» WHAT YOU WILL DO:
Records follow. Pull out every line that contains "Email".

Stored data
# # # # # # #
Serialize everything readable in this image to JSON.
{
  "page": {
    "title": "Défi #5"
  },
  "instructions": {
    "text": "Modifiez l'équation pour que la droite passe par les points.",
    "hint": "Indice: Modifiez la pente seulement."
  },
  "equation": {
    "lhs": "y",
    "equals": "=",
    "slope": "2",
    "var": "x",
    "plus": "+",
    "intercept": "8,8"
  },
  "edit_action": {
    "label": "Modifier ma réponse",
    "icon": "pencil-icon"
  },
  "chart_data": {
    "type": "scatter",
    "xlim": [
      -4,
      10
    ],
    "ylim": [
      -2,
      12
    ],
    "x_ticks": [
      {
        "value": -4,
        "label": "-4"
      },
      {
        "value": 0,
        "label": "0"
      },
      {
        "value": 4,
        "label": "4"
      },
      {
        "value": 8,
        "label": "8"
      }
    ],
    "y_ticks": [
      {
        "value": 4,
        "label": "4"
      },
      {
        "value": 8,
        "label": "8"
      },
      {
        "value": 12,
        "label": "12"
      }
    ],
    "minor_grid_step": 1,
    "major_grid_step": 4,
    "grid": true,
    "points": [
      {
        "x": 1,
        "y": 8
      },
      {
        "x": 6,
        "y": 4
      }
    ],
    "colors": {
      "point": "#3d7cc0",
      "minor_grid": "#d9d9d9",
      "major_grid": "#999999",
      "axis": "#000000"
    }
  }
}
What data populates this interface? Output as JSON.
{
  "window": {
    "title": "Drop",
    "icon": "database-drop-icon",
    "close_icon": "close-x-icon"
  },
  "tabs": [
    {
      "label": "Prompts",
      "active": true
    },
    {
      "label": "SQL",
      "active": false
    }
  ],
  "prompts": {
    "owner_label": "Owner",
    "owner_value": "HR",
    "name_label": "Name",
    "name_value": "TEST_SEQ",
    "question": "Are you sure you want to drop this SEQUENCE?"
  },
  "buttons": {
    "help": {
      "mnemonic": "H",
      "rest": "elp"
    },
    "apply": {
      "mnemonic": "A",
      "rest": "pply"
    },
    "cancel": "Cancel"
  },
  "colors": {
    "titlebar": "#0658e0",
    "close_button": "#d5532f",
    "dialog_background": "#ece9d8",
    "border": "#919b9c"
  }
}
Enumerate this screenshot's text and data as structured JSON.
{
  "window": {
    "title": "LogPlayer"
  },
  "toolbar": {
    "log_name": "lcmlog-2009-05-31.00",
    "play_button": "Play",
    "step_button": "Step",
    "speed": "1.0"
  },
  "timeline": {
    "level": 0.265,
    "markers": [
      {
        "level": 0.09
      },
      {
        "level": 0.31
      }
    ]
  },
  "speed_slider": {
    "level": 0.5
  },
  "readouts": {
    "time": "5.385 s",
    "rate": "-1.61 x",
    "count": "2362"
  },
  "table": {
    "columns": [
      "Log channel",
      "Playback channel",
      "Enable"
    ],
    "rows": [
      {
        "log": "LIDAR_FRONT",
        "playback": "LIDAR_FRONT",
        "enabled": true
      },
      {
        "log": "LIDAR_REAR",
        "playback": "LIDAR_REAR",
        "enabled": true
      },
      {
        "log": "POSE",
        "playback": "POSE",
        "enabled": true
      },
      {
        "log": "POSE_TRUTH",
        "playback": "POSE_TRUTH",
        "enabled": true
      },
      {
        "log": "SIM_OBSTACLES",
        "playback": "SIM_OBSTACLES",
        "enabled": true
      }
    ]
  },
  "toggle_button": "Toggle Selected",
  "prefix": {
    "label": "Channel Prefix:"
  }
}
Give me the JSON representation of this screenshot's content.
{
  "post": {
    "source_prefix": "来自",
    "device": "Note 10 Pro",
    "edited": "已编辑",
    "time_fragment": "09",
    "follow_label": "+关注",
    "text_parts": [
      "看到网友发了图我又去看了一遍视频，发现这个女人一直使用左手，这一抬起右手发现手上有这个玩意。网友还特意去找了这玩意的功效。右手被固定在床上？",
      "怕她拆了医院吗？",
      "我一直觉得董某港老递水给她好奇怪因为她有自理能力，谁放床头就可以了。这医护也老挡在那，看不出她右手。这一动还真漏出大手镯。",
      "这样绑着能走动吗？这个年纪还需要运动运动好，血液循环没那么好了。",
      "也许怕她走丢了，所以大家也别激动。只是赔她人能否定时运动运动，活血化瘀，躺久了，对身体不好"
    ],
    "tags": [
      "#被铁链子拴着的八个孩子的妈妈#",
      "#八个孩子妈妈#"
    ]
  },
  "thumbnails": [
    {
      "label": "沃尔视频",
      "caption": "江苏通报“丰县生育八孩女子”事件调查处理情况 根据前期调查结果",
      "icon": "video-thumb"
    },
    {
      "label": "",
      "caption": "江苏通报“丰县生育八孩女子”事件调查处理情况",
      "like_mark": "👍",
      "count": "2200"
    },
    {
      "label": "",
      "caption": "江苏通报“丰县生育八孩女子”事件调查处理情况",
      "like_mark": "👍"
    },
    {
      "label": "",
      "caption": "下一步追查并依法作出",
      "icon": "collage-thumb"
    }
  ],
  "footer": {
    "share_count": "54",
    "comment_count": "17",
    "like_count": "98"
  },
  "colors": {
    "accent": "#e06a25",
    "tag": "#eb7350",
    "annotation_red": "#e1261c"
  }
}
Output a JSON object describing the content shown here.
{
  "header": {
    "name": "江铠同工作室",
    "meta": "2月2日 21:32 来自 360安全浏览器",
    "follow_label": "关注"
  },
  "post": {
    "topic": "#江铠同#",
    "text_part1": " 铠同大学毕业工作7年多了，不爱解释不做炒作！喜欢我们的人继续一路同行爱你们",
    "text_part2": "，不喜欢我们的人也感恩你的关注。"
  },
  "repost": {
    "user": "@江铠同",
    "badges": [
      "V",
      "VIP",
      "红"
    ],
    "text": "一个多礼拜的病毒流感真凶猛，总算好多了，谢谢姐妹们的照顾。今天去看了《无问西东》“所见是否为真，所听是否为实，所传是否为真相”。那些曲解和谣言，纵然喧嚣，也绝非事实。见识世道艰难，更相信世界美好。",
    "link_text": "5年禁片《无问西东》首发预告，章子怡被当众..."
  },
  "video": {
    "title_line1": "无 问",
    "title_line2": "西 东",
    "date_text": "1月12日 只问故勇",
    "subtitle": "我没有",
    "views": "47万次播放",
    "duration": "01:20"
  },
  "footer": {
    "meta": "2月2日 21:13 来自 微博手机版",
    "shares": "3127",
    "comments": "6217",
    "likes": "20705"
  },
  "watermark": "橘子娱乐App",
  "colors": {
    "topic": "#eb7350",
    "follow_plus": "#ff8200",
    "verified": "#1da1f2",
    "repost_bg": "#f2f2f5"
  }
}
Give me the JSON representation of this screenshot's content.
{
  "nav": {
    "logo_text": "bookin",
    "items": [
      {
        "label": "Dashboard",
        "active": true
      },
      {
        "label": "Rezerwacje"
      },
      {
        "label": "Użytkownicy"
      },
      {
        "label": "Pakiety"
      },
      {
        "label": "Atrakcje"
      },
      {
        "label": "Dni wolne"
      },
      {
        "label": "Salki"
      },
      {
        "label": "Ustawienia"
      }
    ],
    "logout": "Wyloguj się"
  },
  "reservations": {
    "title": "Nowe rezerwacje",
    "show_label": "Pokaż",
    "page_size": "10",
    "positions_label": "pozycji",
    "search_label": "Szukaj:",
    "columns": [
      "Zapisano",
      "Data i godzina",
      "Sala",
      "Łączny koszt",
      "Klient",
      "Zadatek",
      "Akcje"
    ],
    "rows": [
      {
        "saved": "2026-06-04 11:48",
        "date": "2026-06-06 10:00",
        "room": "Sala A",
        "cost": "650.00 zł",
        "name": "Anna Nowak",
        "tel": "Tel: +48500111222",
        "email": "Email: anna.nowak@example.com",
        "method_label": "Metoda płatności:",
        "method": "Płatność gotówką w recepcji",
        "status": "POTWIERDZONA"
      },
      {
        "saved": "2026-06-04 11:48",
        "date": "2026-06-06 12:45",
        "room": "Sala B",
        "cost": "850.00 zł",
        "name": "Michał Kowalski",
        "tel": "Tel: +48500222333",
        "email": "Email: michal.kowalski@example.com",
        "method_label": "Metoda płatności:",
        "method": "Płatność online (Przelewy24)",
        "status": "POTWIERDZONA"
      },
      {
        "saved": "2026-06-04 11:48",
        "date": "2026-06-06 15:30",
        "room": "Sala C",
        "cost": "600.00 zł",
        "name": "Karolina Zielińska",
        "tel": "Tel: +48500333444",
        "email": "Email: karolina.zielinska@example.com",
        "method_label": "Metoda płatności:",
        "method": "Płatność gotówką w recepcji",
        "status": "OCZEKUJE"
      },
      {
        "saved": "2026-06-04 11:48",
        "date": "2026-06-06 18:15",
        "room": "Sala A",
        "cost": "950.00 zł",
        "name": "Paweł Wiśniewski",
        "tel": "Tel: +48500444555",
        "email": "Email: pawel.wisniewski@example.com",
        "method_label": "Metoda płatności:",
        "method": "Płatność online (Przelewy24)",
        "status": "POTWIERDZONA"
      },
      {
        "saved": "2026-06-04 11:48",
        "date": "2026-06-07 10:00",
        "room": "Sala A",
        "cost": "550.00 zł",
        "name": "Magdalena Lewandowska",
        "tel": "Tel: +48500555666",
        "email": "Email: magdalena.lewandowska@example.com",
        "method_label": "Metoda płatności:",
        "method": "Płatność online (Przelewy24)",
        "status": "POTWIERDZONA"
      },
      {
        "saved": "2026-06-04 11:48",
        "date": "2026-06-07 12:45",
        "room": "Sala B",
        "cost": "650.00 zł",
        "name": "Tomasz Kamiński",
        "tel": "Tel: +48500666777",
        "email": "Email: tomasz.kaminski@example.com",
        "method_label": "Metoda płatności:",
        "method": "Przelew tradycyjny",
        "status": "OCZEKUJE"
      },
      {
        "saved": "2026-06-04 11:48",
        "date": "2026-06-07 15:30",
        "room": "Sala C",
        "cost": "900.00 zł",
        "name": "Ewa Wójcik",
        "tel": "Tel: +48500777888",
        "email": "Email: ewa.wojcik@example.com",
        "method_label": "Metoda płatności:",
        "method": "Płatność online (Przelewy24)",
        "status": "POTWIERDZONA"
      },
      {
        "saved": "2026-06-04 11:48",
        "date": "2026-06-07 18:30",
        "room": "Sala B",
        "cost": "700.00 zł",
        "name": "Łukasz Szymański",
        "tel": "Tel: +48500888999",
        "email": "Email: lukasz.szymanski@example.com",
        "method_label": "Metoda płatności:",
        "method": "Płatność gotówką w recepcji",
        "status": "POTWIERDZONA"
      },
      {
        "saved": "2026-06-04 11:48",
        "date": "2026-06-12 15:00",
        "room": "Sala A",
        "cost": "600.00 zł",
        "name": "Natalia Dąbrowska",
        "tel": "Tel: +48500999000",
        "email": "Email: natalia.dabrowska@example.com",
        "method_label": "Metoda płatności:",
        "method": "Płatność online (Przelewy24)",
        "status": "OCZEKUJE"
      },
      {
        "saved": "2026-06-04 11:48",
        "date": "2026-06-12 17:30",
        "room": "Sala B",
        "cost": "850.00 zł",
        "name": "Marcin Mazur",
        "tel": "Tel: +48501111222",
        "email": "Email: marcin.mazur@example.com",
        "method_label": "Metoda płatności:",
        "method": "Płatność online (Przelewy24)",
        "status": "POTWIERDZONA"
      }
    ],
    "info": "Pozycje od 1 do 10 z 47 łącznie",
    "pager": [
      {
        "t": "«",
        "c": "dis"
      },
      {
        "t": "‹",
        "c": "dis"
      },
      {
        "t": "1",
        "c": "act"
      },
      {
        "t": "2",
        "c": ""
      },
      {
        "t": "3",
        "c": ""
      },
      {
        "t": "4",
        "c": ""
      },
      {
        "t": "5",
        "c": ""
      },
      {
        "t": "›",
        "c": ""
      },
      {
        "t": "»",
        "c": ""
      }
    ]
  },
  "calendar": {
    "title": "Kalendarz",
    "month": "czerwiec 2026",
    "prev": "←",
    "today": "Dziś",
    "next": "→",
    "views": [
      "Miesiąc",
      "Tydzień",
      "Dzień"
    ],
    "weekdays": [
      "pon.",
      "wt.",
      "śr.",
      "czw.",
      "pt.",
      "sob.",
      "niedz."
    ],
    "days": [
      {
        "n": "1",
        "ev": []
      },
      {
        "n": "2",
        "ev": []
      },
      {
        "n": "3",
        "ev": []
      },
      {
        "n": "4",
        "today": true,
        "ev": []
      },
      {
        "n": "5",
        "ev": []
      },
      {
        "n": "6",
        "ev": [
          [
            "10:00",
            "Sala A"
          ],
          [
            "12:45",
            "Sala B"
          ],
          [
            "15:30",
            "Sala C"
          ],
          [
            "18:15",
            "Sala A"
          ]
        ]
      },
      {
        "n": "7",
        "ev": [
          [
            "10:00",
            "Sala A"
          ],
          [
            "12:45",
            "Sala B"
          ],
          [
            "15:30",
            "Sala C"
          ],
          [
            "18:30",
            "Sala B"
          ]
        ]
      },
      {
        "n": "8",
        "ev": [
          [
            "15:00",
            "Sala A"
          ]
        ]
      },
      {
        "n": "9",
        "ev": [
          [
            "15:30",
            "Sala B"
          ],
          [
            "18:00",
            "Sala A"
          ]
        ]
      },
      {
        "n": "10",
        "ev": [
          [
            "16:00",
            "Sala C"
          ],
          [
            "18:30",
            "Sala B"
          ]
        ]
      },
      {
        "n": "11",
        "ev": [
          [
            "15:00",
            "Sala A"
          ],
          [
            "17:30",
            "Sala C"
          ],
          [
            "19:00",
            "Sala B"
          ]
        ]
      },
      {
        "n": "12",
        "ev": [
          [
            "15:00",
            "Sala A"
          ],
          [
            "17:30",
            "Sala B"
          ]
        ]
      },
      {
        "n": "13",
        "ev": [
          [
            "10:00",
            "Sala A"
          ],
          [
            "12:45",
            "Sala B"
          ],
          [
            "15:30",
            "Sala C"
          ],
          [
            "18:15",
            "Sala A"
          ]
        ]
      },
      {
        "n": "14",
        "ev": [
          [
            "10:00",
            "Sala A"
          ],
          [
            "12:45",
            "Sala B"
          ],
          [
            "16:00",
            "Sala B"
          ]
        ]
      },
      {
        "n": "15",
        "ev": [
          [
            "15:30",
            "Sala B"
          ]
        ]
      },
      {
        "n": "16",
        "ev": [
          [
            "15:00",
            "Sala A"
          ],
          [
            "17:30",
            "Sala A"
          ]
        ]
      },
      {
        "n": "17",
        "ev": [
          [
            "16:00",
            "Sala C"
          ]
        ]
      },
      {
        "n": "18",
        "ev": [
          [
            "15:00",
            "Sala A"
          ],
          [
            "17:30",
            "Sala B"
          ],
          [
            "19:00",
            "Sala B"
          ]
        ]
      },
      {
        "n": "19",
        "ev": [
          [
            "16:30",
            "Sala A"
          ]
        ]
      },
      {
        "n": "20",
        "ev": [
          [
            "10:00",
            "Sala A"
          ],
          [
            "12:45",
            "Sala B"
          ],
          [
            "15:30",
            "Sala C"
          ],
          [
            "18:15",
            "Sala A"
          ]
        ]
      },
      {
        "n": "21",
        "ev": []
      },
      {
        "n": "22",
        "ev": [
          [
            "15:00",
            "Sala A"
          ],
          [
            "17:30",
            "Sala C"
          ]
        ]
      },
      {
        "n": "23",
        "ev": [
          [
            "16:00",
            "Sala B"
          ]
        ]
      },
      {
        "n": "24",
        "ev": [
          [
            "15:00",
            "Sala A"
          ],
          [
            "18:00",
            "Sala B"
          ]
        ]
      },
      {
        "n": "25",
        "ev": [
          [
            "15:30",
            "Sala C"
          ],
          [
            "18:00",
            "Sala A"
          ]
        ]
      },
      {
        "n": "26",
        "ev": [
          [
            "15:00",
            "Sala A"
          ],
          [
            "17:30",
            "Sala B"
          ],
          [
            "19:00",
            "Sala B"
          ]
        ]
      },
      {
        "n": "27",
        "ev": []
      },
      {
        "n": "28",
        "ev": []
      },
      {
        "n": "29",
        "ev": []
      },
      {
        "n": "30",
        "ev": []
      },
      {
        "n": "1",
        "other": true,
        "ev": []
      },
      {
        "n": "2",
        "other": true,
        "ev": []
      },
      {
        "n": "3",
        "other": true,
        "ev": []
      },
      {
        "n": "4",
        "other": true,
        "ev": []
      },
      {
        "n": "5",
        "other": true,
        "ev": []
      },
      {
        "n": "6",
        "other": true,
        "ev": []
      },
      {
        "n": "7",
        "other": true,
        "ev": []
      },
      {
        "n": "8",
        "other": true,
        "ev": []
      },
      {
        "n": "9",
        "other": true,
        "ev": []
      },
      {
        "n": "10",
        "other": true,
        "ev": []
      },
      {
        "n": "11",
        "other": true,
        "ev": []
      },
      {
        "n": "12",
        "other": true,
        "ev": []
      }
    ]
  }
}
# # # # # # #
» THE RESULT:
        "email": "Email: anna.nowak@example.com",
        "email": "Email: michal.kowalski@example.com",
        "email": "Email: karolina.zielinska@example.com",
        "email": "Email: pawel.wisniewski@example.com",
        "email": "Email: magdalena.lewandowska@example.com",
        "email": "Email: tomasz.kaminski@example.com",
        "email": "Email: ewa.wojcik@example.com",
        "email": "Email: lukasz.szymanski@example.com",
        "email": "Email: natalia.dabrowska@example.com",
        "email": "Email: marcin.mazur@example.com",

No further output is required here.